• _Records for this task_
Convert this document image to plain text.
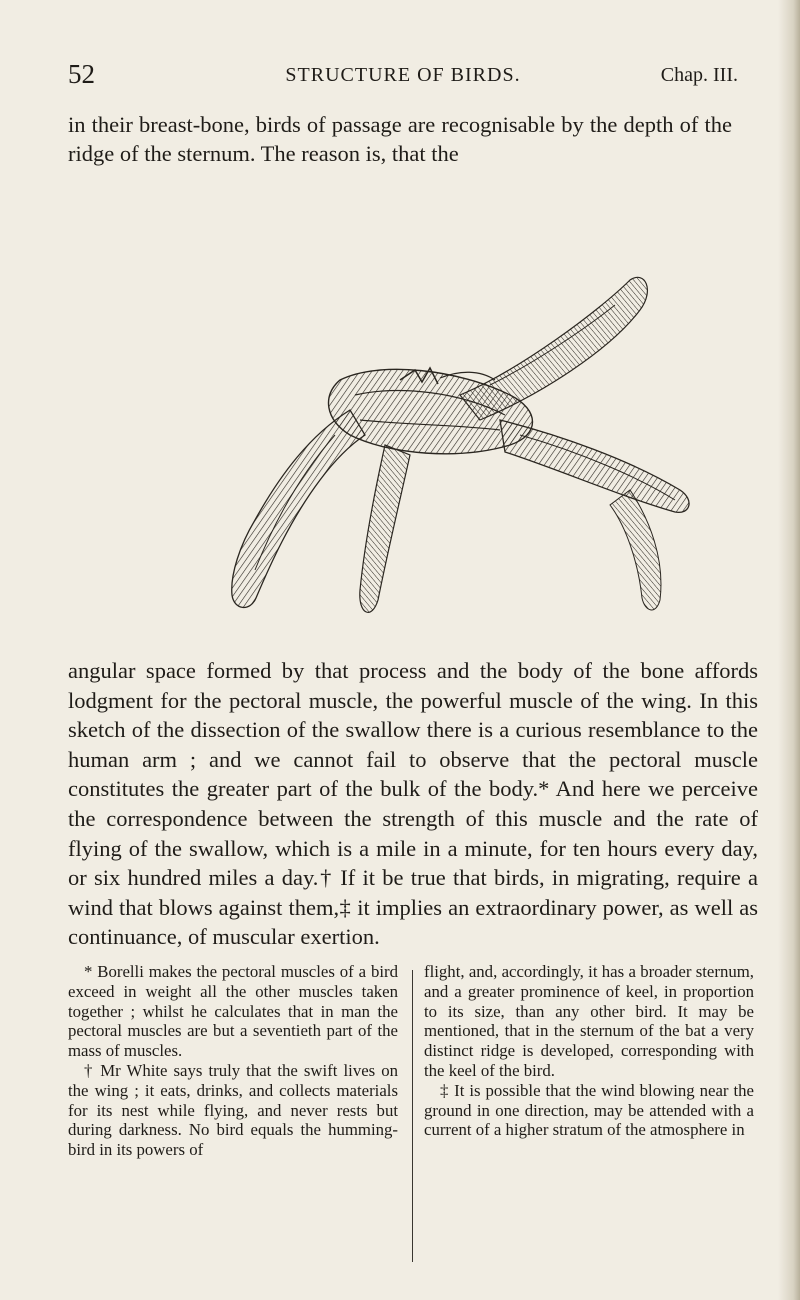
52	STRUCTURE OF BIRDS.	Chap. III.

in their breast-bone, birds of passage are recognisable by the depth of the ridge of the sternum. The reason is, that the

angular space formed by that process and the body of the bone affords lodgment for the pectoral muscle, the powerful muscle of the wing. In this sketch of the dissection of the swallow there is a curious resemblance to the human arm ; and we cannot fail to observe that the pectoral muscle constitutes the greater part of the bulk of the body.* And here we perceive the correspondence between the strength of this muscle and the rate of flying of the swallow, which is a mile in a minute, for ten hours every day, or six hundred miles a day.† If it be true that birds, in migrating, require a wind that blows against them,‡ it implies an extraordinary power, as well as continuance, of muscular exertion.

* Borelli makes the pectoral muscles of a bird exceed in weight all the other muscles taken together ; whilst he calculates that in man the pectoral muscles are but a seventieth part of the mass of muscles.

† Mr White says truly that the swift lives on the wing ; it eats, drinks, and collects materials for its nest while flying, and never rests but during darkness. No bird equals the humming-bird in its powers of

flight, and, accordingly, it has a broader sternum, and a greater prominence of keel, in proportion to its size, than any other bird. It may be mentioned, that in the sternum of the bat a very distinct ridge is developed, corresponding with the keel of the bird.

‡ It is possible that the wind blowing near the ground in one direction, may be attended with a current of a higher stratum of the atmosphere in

==

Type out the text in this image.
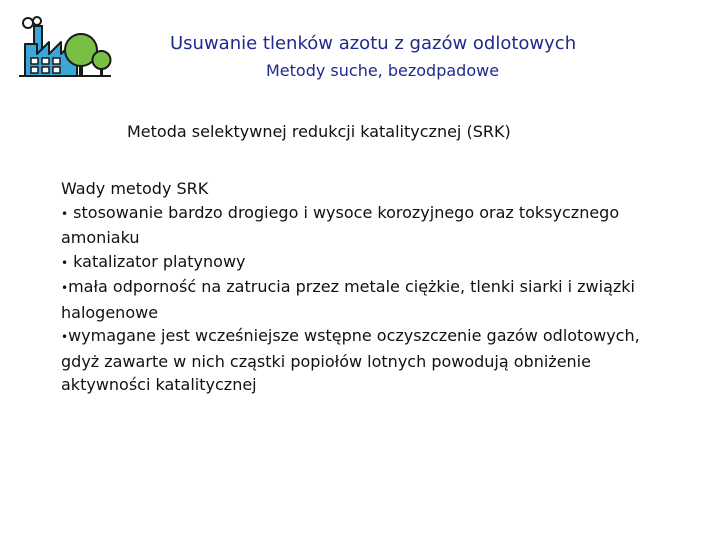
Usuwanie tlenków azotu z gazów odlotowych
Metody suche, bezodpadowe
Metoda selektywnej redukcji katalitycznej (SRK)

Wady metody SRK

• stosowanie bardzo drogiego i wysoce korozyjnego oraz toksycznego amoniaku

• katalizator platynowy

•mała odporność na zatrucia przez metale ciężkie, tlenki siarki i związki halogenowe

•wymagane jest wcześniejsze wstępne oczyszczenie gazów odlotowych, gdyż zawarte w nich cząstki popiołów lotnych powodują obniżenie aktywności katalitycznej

• _Given task_
Pull every line containing "pectoral" from the material above.

• _Finished task_
angular space formed by that process and the body of the bone affords lodgment for the pectoral muscle, the powerful muscle of the wing. In this sketch of the dissection of the swallow there is a curious resemblance to the human arm ; and we cannot fail to observe that the pectoral muscle constitutes the greater part of the bulk of the body.* And here we perceive the correspondence between the strength of this muscle and the rate of flying of the swallow, which is a mile in a minute, for ten hours every day, or six hundred miles a day.† If it be true that birds, in migrating, require a wind that blows against them,‡ it implies an extraordinary power, as well as continuance, of muscular exertion.
* Borelli makes the pectoral muscles of a bird exceed in weight all the other muscles taken together ; whilst he calculates that in man the pectoral muscles are but a seventieth part of the mass of muscles.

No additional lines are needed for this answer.